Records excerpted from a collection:
******
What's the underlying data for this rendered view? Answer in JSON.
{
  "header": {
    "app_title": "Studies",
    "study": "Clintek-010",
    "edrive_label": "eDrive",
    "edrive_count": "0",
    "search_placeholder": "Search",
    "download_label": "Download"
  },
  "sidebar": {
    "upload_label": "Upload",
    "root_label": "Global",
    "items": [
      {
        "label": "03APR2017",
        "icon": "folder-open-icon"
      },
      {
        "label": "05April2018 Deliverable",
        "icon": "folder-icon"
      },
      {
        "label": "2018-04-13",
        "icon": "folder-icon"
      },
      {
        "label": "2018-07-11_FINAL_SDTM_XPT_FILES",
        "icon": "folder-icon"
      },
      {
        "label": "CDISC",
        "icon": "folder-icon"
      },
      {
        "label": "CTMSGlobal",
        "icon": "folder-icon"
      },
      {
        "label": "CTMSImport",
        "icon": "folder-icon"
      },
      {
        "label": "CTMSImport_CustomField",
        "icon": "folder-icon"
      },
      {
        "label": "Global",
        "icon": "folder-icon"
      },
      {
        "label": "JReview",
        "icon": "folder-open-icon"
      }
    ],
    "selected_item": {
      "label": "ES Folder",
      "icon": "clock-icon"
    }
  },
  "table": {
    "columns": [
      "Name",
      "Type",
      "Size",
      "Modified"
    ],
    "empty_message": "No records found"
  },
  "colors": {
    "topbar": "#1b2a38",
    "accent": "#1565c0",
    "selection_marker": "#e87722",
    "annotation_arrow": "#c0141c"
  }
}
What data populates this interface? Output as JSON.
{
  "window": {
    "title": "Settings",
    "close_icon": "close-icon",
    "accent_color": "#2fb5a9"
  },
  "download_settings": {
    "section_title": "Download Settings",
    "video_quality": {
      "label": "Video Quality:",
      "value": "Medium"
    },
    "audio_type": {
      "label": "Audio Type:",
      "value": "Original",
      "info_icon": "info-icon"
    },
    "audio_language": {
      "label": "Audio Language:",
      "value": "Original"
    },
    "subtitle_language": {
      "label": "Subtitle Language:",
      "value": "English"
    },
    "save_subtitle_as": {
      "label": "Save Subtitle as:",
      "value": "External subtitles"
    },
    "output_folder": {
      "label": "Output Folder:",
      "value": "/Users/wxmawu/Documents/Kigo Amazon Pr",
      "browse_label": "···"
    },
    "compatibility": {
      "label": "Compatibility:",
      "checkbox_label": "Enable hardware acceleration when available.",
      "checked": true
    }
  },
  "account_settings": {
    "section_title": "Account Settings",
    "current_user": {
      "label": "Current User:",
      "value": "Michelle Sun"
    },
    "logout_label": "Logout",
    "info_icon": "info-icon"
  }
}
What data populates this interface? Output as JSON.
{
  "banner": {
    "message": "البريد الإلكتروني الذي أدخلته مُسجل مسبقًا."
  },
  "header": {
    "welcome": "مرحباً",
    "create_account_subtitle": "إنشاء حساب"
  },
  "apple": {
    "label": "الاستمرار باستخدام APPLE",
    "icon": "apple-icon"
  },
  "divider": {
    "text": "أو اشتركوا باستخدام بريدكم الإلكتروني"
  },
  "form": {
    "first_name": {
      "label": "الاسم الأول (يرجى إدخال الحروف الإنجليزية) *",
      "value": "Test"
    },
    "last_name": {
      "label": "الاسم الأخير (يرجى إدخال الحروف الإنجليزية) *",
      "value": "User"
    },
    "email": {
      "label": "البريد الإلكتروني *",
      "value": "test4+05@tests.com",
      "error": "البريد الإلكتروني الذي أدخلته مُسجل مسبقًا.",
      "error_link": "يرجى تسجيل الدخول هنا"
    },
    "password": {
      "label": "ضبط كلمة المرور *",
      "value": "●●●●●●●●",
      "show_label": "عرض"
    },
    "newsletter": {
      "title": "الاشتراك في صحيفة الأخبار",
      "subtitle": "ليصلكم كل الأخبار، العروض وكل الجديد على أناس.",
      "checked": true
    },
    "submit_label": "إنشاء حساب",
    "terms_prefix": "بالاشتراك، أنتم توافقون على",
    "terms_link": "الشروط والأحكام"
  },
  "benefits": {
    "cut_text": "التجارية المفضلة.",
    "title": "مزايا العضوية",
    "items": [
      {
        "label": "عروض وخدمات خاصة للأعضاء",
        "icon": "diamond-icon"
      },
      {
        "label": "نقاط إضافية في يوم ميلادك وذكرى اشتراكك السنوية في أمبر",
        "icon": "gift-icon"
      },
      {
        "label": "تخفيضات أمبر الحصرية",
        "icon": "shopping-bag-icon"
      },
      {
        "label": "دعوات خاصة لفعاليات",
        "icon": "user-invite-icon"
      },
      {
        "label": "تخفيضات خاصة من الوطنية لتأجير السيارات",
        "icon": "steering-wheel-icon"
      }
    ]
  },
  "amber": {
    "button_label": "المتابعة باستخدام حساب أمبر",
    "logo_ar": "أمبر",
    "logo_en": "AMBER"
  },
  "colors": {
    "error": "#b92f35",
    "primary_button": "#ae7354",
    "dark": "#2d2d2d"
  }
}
******
Copy every line above that includes the string "أمبر".

        "label": "نقاط إضافية في يوم ميلادك وذكرى اشتراكك السنوية في أمبر",
        "label": "تخفيضات أمبر الحصرية",
    "button_label": "المتابعة باستخدام حساب أمبر",
    "logo_ar": "أمبر",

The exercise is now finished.